Directions :: Transcribe verbatim everything in the material from the line containing "list all visible" down to the line containing "station-title: Dixon Island", including both of those lines.

Supplied material ::
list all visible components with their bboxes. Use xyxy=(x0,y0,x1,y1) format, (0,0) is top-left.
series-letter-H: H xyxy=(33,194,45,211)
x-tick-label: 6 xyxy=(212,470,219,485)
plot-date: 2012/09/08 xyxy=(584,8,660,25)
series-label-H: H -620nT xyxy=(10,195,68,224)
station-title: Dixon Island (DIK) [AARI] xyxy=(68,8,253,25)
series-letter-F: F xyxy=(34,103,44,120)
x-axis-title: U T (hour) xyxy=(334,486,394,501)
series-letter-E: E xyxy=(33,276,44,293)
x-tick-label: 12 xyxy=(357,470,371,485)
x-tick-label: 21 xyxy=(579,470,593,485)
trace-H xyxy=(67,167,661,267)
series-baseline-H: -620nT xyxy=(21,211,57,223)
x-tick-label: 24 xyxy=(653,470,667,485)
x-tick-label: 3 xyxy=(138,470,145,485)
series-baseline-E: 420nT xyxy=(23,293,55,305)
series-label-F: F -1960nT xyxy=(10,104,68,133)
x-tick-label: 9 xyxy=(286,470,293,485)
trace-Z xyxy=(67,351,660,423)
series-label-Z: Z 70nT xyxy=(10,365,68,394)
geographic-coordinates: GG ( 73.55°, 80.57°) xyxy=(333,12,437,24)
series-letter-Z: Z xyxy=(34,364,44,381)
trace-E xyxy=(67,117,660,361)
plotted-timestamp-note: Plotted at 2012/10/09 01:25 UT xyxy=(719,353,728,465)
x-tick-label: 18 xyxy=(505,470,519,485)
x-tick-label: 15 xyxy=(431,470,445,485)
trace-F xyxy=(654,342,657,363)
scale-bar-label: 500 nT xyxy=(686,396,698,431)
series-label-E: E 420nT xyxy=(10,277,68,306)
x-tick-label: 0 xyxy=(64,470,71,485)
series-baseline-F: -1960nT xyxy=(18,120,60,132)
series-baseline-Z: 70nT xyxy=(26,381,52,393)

* * *

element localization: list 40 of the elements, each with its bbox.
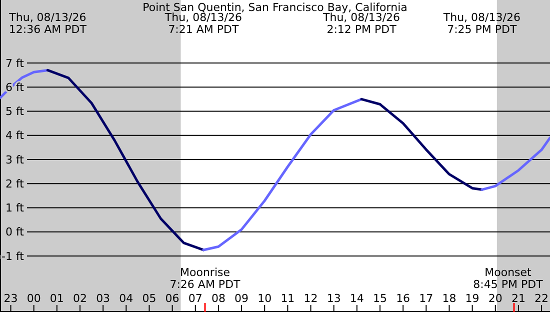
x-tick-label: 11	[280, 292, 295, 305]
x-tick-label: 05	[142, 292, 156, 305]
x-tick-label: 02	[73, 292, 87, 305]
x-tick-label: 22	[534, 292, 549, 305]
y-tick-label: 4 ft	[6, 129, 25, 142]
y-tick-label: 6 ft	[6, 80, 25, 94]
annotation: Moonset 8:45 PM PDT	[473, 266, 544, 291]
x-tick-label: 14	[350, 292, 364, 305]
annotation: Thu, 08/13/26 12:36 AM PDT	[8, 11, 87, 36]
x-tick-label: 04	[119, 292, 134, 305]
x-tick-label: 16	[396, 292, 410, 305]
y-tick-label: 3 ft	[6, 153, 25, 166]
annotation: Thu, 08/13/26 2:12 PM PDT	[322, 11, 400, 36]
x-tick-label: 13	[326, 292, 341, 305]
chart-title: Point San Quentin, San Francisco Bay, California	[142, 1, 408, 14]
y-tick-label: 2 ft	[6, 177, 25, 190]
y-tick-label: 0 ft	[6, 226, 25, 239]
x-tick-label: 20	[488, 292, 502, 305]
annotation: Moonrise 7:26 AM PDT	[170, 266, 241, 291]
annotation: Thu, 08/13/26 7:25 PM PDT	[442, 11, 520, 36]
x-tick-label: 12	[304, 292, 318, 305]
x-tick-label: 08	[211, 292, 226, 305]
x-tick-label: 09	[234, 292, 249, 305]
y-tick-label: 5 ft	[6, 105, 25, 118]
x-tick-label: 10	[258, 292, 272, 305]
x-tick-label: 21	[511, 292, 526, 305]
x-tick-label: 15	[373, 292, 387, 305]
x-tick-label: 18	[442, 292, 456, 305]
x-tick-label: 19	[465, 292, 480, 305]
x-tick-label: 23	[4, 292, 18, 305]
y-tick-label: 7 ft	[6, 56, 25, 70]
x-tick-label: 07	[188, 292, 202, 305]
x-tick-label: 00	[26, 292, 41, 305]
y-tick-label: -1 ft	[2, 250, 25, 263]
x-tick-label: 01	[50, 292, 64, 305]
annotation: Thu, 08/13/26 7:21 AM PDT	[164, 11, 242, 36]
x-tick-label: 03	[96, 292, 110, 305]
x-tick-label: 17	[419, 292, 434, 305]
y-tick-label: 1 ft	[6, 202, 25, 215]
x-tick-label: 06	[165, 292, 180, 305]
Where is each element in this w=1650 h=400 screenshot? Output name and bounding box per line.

Expected answer ::
list all visible components with their bboxes. Use xyxy=(x0,y0,x1,y1) format, (0,0) is top-left.
series-letter-H: H xyxy=(33,194,45,211)
x-tick-label: 6 xyxy=(212,470,219,485)
plot-date: 2012/09/08 xyxy=(584,8,660,25)
series-label-H: H -620nT xyxy=(10,195,68,224)
station-title: Dixon Island (DIK) [AARI] xyxy=(68,8,253,25)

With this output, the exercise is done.